[Exercise brief]
How many lines in this data contain the string "structured"? Reply with the number only.

** Begin Information given **

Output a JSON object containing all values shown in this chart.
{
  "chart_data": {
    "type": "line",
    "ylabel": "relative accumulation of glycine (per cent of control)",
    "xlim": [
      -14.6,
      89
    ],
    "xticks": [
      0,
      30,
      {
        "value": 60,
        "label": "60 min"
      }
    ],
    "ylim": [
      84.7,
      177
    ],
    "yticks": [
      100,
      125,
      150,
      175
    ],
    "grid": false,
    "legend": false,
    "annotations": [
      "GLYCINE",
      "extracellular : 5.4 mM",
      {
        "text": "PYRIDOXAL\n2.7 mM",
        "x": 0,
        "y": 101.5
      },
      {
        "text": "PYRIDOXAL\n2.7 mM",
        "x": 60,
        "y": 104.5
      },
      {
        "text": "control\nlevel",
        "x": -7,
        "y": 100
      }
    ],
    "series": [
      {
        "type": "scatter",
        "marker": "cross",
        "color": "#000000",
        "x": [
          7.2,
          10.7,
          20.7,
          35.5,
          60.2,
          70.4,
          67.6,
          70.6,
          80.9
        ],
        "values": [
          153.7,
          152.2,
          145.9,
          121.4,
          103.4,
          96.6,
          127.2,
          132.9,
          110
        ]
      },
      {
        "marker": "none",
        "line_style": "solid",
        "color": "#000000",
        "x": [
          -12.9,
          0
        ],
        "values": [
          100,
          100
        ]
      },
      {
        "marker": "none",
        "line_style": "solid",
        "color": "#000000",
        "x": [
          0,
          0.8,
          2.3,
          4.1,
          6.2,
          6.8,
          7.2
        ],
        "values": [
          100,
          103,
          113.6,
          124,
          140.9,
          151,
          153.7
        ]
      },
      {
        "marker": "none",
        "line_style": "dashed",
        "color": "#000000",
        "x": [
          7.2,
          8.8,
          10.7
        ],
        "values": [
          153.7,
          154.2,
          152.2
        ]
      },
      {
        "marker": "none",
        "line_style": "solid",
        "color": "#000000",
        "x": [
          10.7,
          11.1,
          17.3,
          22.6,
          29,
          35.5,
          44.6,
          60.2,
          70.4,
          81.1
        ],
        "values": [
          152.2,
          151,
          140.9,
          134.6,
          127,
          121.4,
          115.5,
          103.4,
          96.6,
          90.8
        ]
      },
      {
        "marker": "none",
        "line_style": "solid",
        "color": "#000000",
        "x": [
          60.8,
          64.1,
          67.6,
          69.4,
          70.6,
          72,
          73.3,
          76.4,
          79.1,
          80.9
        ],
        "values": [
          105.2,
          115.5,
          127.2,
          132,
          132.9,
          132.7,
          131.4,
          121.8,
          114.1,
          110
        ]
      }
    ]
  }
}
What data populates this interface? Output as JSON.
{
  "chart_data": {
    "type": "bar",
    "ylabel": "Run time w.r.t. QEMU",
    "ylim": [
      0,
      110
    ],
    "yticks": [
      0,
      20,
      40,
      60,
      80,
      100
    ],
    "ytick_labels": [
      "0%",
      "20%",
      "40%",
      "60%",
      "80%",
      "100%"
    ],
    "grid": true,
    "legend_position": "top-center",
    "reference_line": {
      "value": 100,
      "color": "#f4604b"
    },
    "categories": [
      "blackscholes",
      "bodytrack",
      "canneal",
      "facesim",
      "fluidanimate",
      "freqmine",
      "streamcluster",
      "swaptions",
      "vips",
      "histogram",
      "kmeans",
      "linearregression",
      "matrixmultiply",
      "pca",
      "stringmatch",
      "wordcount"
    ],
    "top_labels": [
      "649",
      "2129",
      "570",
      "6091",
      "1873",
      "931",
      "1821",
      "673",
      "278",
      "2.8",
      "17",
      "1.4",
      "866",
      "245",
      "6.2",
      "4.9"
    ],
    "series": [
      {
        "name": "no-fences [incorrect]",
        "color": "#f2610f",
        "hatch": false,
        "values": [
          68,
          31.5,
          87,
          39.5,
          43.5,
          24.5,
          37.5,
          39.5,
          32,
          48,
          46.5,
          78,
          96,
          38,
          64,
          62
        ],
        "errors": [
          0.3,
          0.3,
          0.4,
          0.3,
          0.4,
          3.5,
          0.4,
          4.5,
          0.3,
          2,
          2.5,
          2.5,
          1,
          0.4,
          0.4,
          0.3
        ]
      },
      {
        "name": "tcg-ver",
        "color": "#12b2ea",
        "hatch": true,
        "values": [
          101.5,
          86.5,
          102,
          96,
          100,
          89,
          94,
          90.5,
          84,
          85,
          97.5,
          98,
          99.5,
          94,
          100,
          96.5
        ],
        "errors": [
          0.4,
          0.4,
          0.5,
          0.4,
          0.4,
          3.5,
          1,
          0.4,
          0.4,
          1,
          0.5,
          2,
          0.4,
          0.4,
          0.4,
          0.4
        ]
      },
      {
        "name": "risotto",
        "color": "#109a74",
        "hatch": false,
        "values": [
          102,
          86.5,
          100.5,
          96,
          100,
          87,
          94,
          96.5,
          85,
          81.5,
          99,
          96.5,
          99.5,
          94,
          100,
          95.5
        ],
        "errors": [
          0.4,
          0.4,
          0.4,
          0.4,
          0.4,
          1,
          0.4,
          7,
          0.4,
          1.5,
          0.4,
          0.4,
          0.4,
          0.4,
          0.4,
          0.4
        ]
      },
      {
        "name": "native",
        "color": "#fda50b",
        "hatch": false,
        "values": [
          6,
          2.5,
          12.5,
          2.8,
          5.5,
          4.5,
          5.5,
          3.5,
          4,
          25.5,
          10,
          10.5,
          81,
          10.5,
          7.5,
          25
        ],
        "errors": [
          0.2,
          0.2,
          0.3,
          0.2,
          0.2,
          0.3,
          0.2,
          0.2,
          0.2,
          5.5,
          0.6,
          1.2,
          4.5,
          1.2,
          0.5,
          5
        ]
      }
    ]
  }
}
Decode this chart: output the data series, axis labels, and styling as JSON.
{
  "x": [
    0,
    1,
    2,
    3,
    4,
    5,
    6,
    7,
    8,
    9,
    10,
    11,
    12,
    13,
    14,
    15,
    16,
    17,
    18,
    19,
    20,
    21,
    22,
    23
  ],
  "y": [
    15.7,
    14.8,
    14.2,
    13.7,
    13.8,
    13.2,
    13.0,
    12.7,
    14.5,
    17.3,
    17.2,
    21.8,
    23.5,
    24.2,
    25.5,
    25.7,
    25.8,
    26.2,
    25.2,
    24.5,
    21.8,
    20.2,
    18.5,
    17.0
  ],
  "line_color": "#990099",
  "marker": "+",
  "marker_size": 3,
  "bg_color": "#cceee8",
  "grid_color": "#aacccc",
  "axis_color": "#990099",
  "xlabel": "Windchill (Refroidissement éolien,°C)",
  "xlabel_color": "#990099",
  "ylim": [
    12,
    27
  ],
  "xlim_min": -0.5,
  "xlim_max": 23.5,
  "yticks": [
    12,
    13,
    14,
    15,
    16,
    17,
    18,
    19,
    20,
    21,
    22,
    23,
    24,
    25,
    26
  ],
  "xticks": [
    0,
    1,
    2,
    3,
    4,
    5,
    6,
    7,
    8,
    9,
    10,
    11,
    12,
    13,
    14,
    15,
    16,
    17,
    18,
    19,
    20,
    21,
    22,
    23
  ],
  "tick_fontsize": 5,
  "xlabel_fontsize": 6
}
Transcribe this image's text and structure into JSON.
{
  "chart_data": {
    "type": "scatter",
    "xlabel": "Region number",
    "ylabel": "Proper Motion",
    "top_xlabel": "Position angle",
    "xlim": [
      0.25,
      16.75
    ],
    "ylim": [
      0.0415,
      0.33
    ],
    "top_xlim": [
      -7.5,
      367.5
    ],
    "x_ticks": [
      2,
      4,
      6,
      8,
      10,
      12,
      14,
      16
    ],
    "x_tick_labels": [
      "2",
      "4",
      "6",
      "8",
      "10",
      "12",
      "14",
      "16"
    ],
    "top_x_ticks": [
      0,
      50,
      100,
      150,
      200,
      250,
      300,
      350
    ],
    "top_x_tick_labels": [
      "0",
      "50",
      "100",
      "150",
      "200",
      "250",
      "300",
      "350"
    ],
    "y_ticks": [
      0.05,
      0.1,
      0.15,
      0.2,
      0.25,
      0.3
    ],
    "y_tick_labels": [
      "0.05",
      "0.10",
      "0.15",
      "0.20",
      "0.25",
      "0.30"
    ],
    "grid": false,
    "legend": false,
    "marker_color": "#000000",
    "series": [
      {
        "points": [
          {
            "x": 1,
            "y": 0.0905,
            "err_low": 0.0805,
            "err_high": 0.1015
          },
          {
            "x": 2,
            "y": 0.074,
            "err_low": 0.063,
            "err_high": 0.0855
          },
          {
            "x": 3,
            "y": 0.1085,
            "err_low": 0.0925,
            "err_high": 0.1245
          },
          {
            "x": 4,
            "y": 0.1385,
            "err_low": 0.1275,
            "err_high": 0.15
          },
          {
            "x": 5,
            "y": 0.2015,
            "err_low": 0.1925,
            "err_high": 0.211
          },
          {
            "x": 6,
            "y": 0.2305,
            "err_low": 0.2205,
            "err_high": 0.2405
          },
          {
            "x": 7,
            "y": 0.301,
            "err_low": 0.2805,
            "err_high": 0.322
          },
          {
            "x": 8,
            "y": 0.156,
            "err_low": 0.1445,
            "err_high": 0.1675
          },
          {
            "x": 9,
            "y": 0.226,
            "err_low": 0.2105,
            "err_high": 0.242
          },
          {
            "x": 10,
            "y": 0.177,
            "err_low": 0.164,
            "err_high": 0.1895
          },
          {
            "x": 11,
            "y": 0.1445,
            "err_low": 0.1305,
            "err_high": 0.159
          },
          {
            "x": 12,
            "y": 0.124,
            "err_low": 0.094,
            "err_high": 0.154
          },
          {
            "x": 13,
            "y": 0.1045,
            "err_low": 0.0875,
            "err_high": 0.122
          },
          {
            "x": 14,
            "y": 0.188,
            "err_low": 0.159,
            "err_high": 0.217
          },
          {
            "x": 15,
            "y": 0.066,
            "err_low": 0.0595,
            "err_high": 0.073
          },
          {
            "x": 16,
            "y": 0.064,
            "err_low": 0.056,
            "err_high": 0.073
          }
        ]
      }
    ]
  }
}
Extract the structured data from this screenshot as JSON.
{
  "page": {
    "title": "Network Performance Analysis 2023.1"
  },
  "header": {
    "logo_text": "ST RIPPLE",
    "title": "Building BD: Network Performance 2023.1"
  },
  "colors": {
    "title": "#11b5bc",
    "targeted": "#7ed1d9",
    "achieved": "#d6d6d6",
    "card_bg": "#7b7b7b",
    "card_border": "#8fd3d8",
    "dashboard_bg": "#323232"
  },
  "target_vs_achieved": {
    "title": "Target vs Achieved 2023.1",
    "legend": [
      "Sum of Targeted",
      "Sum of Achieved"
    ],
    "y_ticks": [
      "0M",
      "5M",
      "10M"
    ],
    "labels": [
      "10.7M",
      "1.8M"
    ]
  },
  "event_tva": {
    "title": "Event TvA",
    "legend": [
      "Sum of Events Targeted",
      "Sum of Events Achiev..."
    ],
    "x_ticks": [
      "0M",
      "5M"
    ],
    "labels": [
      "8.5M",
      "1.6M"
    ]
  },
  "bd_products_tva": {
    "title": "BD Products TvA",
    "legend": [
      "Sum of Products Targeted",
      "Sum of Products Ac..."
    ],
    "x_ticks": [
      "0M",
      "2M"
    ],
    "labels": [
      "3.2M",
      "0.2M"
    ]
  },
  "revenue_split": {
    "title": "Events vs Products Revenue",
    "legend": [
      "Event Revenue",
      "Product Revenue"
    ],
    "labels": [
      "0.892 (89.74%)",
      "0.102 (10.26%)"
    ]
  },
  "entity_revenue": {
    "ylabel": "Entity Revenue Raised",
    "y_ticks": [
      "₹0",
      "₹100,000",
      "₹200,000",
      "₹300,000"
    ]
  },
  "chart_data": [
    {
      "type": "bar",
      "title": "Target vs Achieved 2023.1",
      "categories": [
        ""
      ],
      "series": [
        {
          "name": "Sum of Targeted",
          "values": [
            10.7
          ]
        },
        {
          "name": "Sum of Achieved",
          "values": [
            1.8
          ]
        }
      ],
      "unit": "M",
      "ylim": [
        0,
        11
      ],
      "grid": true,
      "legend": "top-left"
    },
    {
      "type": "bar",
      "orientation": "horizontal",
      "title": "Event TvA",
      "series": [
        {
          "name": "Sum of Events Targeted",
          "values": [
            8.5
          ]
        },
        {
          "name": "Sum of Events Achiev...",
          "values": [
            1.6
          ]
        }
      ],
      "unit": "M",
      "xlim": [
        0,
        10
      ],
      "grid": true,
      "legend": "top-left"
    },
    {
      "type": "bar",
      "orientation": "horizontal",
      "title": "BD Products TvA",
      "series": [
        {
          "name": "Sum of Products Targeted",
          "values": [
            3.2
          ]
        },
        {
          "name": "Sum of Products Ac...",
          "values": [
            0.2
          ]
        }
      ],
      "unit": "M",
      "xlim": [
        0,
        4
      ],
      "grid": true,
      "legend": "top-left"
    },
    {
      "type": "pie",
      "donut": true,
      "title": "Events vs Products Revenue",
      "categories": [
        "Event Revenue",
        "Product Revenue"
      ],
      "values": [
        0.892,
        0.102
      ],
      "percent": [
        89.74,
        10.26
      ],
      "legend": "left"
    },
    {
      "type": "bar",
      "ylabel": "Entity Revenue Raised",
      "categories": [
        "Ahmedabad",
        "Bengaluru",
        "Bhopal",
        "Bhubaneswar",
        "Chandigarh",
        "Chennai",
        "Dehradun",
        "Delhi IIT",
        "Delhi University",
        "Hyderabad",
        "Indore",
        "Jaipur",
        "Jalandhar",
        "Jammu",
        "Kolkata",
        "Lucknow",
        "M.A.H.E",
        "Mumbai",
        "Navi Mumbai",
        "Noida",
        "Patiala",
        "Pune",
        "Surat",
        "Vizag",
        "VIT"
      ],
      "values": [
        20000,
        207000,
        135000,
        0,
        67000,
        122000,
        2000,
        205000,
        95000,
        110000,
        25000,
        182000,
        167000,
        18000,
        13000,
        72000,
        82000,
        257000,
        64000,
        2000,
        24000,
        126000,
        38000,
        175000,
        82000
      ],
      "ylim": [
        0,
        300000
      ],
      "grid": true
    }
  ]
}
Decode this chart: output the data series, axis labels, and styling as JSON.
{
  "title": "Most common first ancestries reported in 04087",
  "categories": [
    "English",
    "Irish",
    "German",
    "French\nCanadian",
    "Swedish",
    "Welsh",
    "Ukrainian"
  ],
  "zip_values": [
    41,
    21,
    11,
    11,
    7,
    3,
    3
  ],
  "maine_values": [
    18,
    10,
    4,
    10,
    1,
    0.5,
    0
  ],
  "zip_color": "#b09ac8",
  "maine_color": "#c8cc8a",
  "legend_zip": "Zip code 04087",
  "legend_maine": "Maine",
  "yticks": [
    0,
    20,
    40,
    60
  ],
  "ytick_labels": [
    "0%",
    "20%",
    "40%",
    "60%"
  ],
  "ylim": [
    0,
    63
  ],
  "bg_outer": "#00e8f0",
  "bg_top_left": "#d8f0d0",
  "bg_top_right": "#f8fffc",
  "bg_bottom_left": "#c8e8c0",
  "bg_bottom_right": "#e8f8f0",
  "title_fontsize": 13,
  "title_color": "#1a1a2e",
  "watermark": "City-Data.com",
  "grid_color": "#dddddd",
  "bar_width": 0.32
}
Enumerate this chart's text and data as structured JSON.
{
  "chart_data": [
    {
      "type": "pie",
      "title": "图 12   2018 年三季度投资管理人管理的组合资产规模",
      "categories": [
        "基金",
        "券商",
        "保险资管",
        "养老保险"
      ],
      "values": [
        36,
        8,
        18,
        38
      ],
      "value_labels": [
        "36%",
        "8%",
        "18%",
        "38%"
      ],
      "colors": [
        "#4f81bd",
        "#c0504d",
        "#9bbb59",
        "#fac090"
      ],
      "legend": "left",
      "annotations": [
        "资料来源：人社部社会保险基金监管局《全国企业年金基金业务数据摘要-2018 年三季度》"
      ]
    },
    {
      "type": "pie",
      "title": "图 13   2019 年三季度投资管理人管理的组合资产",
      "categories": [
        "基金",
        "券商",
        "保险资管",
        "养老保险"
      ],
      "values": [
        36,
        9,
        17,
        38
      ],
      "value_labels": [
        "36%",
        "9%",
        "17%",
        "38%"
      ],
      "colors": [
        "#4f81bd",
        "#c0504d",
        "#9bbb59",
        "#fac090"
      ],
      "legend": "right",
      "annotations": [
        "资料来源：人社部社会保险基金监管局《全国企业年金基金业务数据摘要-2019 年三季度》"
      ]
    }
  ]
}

** End Information given **

[The result]
2